- _Exercise material_
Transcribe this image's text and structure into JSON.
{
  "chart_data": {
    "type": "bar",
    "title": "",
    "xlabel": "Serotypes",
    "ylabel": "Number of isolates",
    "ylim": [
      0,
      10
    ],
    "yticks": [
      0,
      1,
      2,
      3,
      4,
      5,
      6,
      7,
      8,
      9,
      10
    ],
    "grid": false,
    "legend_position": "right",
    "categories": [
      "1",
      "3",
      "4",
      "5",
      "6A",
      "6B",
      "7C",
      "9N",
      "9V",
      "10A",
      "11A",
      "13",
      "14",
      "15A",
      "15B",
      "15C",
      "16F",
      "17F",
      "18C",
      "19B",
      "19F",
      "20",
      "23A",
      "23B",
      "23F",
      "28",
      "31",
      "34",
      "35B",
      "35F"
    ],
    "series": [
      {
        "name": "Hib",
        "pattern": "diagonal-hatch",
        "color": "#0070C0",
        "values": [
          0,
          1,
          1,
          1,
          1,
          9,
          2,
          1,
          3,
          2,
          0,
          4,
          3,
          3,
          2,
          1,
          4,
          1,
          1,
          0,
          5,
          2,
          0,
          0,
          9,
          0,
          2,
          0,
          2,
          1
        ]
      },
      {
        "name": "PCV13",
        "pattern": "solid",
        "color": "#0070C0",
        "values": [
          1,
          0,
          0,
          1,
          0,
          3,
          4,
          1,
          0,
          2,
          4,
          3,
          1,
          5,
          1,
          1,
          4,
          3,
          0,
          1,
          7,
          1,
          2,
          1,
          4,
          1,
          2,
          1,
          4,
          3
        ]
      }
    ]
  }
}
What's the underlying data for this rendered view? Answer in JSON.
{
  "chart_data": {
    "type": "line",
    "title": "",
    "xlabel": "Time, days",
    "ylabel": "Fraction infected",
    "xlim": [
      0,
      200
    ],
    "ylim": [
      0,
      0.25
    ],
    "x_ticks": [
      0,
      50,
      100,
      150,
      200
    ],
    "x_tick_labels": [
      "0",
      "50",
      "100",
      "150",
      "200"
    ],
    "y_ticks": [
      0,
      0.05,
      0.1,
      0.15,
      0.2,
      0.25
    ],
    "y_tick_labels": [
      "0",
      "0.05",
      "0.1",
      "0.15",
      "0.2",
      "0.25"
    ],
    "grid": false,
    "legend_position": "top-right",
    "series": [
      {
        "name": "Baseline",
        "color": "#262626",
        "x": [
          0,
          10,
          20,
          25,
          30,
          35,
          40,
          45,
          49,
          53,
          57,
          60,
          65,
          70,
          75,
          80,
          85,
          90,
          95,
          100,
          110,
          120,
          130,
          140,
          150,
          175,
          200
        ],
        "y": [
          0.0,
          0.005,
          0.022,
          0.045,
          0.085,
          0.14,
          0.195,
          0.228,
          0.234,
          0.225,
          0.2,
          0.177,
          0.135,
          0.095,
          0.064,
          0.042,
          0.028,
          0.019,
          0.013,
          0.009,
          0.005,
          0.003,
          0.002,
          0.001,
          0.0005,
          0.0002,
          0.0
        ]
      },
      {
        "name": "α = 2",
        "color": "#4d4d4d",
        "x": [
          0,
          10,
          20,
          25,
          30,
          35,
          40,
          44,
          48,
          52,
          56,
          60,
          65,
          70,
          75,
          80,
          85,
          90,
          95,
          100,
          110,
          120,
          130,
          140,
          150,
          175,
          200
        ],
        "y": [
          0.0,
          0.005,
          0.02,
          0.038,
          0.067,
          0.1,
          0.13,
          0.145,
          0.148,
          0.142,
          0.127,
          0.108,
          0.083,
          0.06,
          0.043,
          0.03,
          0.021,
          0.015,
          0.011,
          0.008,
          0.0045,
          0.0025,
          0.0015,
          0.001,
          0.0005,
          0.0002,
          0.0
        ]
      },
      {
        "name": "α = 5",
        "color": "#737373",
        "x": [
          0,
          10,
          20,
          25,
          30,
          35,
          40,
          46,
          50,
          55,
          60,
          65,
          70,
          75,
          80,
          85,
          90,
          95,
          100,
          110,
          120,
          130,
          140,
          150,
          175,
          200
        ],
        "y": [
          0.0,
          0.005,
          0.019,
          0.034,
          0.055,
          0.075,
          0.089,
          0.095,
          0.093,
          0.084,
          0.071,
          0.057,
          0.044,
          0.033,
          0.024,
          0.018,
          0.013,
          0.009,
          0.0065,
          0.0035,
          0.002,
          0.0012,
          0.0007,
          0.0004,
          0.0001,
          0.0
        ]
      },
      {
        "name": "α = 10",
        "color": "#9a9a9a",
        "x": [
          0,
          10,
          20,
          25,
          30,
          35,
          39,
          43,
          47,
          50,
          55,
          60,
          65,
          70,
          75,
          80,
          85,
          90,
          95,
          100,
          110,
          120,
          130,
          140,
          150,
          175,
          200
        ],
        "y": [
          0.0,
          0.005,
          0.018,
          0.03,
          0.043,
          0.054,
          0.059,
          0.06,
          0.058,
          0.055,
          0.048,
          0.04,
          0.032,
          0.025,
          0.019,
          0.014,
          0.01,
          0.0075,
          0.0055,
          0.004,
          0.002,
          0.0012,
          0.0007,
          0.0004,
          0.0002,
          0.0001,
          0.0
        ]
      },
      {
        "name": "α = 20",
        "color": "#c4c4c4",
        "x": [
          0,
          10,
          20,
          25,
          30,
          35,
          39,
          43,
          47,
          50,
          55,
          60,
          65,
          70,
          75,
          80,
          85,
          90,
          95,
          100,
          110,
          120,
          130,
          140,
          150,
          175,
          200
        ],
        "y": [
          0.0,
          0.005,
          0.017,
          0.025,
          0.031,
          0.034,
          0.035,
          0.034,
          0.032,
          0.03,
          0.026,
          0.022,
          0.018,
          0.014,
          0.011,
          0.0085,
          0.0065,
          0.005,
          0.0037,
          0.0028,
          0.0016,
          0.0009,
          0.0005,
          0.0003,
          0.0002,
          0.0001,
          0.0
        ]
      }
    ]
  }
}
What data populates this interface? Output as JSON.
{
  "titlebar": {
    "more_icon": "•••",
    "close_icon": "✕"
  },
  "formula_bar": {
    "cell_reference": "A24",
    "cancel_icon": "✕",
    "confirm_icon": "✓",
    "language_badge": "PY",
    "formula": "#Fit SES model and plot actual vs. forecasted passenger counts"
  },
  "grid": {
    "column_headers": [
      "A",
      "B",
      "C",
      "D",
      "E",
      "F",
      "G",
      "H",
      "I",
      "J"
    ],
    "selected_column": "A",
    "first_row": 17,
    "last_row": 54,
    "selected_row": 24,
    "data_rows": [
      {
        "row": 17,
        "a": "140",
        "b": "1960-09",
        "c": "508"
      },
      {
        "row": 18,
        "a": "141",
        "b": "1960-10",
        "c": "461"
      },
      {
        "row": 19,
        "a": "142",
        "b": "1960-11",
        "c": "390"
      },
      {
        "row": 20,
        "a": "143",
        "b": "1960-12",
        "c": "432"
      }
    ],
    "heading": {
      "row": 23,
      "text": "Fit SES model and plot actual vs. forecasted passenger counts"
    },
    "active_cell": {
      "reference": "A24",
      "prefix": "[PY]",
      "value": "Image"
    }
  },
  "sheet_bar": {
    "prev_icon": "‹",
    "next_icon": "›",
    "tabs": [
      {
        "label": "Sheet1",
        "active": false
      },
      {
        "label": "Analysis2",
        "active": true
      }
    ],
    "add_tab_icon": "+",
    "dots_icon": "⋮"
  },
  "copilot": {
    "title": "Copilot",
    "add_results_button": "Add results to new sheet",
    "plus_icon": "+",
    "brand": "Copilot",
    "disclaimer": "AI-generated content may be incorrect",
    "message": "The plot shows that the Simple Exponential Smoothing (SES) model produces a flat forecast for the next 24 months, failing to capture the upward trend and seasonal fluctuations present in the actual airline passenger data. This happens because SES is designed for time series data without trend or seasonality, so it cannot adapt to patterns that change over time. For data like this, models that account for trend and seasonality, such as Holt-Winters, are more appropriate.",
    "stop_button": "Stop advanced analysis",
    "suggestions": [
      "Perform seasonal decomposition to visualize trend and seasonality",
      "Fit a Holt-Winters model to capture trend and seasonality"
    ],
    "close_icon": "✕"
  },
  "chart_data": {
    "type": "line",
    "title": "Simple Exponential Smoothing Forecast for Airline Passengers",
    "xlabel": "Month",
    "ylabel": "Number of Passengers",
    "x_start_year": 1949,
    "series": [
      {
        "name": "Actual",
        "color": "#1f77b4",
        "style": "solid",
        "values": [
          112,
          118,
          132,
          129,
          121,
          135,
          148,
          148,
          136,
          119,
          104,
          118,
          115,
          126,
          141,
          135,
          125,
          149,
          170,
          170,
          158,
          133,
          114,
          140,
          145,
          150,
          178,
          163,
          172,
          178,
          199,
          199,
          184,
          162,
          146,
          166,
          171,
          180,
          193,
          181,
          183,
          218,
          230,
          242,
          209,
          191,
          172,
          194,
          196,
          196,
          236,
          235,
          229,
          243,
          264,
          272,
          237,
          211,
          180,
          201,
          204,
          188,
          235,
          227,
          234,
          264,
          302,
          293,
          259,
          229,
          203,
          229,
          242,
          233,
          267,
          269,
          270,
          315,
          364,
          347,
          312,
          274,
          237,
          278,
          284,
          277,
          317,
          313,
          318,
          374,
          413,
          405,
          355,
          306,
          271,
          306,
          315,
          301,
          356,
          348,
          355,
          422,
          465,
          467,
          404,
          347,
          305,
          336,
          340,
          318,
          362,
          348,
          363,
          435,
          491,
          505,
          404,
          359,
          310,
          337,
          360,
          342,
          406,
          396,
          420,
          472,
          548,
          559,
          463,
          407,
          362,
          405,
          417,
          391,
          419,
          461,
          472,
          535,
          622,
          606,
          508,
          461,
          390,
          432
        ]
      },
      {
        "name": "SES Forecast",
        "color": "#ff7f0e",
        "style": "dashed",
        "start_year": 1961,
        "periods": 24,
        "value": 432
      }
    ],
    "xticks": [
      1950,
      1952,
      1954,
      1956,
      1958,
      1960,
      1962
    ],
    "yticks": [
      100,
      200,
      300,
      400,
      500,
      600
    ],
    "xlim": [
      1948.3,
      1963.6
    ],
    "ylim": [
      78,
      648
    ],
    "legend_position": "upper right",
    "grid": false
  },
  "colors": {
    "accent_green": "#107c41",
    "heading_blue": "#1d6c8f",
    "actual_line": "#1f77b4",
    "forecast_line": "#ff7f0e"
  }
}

- _Stated goal_
Answer with a single number: the count of lines holding the word "JSON".

- _Output of the exercise_
3